* [WHAT IS ASKED]
Among the lines below, how many carry the string "meget"? Reply with a number and nothing else.

==== SUPPLIED RECORDS ====

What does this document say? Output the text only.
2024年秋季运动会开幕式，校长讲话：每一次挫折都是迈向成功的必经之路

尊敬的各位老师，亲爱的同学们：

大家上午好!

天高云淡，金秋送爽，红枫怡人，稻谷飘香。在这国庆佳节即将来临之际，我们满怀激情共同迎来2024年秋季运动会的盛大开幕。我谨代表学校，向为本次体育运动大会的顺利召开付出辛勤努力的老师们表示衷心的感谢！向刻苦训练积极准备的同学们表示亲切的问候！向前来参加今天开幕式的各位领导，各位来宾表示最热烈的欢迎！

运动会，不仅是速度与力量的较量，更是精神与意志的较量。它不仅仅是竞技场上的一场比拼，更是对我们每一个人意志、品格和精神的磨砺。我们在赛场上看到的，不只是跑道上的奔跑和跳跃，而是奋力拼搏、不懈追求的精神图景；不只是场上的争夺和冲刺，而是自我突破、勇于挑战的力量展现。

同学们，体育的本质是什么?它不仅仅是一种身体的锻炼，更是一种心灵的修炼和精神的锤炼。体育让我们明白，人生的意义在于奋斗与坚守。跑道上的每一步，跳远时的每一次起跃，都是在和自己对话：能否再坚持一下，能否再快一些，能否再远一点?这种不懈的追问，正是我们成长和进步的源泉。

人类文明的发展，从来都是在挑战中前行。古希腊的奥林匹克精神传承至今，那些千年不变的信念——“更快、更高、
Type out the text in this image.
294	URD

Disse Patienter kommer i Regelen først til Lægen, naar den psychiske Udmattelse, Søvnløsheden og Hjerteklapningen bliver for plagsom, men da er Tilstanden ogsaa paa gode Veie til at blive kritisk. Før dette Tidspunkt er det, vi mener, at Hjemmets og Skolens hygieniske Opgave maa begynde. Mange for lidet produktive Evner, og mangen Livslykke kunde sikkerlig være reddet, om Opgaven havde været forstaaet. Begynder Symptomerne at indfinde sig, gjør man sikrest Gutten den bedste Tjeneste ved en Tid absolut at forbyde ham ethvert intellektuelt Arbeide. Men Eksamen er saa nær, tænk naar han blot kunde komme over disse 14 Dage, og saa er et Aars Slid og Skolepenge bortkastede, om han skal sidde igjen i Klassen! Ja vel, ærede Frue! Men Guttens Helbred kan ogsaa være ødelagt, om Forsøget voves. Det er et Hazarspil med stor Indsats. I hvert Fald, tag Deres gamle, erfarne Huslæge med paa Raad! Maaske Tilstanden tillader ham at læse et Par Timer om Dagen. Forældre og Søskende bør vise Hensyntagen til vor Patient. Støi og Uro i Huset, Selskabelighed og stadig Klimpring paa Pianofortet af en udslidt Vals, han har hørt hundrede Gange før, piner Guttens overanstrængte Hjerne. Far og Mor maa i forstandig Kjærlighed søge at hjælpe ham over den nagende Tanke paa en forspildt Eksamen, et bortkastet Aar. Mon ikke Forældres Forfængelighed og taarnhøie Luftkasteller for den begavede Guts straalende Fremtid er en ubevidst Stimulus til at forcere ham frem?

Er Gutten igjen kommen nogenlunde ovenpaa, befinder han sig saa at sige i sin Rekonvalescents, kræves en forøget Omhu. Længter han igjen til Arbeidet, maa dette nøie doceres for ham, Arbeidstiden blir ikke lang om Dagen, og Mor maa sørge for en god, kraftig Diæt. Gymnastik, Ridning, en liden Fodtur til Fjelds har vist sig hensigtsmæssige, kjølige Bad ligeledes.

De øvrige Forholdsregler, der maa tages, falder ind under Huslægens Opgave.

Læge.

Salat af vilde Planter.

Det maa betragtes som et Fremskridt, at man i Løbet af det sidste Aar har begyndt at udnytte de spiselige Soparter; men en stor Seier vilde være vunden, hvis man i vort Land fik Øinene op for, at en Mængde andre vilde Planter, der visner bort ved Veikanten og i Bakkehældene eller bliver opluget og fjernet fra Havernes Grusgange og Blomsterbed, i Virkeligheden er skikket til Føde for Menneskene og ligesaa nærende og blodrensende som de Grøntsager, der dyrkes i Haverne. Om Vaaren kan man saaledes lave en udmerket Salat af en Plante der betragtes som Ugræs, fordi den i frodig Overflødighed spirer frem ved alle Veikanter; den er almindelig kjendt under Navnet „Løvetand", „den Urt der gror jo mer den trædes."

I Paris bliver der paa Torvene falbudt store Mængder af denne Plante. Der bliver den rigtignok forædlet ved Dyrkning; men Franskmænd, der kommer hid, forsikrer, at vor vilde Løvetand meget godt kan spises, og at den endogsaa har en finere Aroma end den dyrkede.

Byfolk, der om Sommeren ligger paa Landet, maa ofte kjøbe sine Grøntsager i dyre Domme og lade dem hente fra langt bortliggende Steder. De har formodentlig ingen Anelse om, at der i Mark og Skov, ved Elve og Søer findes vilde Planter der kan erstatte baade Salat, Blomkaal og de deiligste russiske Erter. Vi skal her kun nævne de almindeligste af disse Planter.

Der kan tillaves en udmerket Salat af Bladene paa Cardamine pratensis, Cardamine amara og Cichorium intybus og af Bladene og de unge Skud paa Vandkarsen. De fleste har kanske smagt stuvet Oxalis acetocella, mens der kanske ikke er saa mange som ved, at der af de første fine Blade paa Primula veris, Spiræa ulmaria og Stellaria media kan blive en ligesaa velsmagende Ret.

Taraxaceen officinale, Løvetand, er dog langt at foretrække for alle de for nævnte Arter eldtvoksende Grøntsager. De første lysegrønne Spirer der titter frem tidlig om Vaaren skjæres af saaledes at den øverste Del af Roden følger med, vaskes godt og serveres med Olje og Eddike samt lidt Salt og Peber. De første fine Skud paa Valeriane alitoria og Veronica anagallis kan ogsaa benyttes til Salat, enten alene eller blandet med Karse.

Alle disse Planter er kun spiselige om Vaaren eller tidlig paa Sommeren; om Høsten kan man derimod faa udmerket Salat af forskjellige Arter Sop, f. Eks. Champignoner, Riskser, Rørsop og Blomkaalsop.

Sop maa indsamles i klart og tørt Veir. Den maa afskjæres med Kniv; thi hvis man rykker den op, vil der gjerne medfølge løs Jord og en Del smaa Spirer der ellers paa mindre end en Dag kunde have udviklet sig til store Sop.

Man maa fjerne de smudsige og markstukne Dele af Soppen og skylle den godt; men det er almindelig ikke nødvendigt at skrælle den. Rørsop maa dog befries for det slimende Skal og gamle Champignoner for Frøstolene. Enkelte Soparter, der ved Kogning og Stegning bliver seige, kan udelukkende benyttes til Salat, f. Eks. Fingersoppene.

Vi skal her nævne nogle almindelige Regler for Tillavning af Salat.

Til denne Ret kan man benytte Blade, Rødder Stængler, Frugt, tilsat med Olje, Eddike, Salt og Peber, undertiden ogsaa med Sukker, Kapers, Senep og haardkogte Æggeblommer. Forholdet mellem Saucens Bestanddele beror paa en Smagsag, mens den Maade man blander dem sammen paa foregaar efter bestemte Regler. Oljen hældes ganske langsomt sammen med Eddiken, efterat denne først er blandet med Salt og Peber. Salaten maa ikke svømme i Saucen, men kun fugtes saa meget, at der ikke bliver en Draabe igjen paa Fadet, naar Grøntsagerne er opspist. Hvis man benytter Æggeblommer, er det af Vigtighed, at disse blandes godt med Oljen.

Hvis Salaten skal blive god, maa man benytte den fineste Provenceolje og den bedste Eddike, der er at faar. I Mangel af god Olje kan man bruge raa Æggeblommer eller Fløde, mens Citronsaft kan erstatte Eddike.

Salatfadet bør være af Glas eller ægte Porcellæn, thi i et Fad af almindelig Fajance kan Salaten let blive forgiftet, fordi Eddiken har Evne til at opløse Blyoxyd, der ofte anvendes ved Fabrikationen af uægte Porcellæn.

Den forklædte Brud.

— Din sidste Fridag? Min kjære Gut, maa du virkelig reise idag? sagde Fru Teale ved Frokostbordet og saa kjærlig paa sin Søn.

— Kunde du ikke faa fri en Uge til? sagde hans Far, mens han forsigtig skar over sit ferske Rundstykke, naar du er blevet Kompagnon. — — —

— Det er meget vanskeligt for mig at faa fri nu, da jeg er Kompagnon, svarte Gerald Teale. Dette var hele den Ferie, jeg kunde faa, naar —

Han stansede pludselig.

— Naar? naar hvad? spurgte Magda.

====

* [ANSWER TO THE PROBLEM]
3